INSTRUCTIONS FOR THE TASK -
Exclude the pictures, then copy all remaining records exactly.
##### RECORDS SUPPLIED #####
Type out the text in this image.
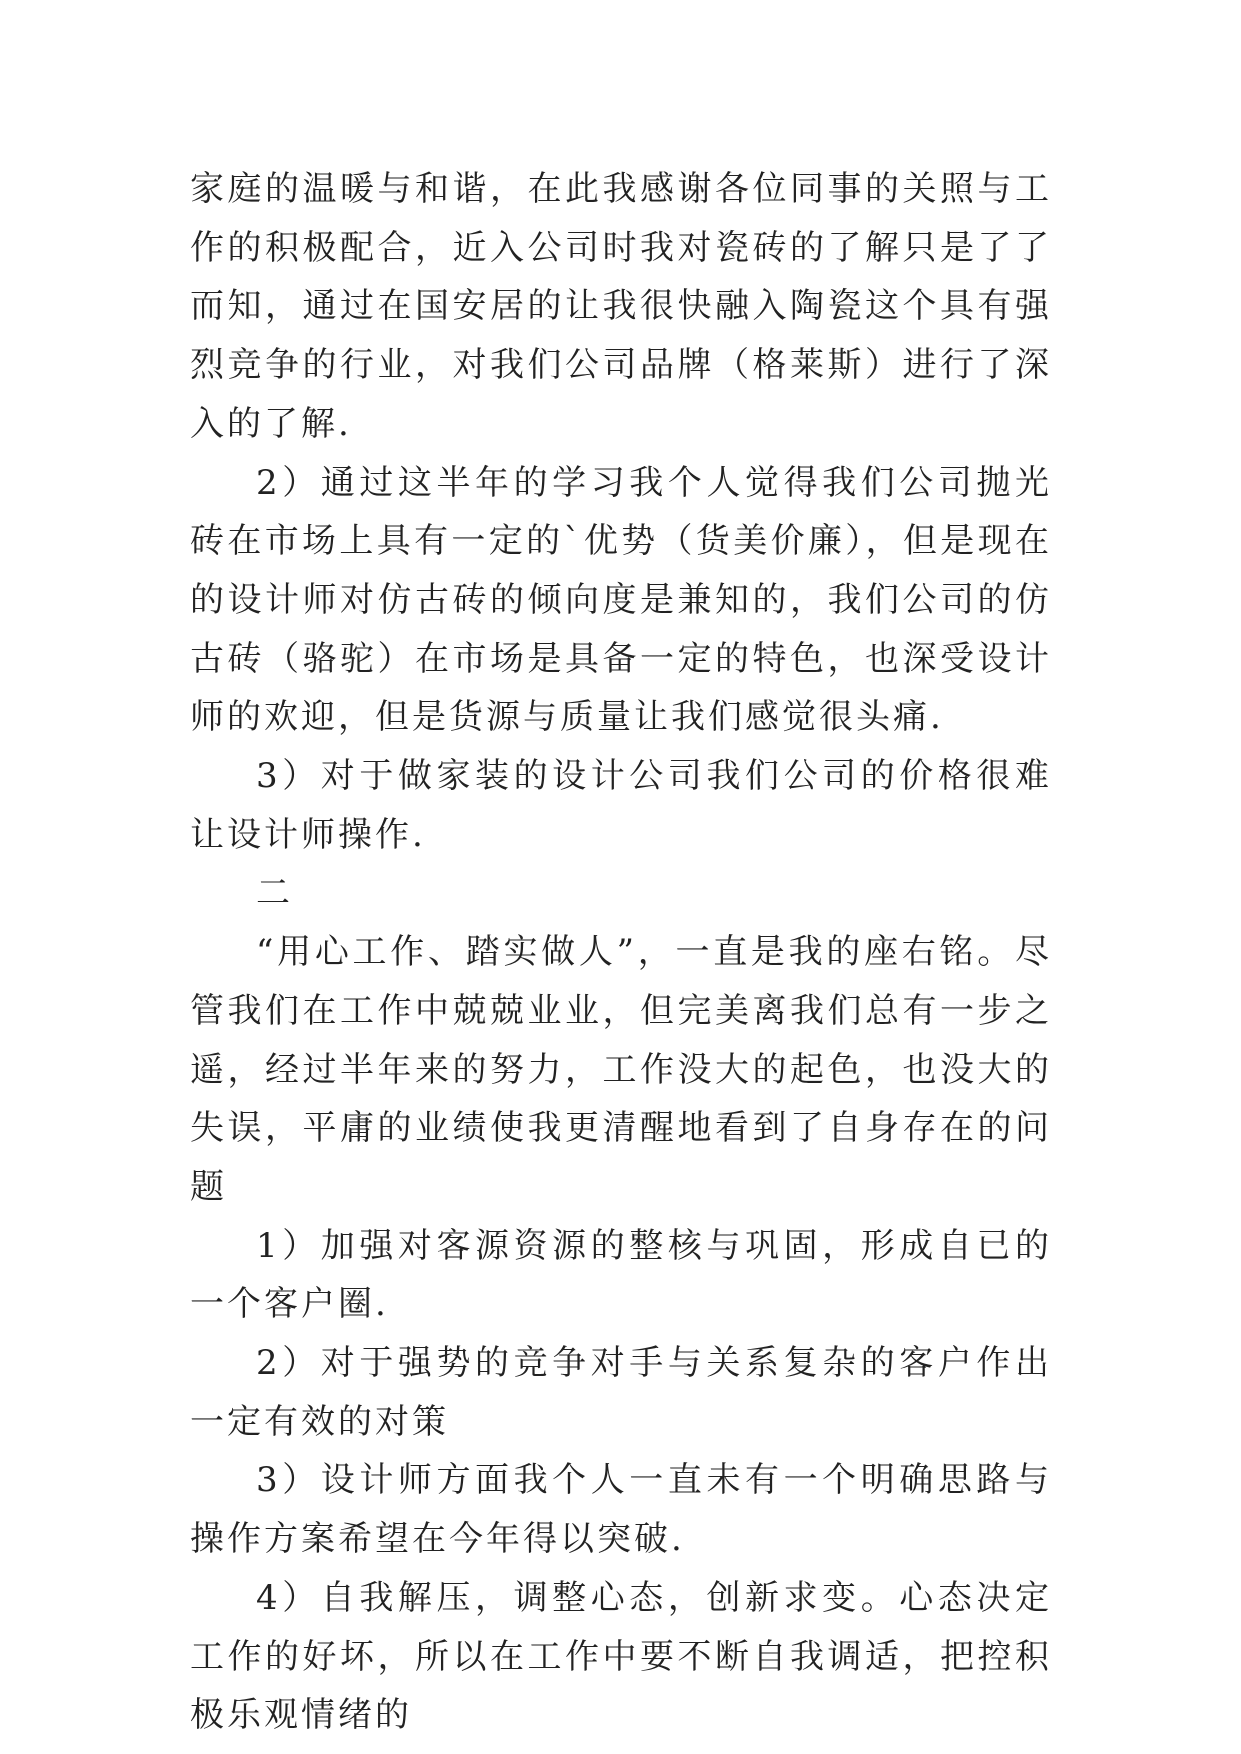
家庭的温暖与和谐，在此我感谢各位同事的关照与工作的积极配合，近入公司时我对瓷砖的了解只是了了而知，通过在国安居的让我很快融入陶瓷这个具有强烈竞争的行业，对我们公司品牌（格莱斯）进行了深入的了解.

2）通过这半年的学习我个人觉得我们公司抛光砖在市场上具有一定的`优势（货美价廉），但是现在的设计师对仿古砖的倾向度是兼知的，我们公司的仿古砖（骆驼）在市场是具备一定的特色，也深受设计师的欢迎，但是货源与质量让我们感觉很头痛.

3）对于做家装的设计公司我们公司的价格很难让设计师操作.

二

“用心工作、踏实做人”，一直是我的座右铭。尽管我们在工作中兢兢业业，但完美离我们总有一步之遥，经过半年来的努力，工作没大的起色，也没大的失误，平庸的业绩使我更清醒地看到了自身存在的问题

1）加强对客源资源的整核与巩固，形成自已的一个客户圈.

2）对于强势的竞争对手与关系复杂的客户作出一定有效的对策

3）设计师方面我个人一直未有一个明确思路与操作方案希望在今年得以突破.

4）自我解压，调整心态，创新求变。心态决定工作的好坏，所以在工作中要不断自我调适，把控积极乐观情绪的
#####
PROBLEM SOLUTION -
Type out the text in this image.
家庭的温暖与和谐，在此我感谢各位同事的关照与工作的积极配合，近入公司时我对瓷砖的了解只是了了而知，通过在国安居的让我很快融入陶瓷这个具有强烈竞争的行业，对我们公司品牌（格莱斯）进行了深入的了解.

2）通过这半年的学习我个人觉得我们公司抛光砖在市场上具有一定的`优势（货美价廉），但是现在的设计师对仿古砖的倾向度是兼知的，我们公司的仿古砖（骆驼）在市场是具备一定的特色，也深受设计师的欢迎，但是货源与质量让我们感觉很头痛.

3）对于做家装的设计公司我们公司的价格很难让设计师操作.

二

“用心工作、踏实做人”，一直是我的座右铭。尽管我们在工作中兢兢业业，但完美离我们总有一步之遥，经过半年来的努力，工作没大的起色，也没大的失误，平庸的业绩使我更清醒地看到了自身存在的问题

1）加强对客源资源的整核与巩固，形成自已的一个客户圈.

2）对于强势的竞争对手与关系复杂的客户作出一定有效的对策

3）设计师方面我个人一直未有一个明确思路与操作方案希望在今年得以突破.

4）自我解压，调整心态，创新求变。心态决定工作的好坏，所以在工作中要不断自我调适，把控积极乐观情绪的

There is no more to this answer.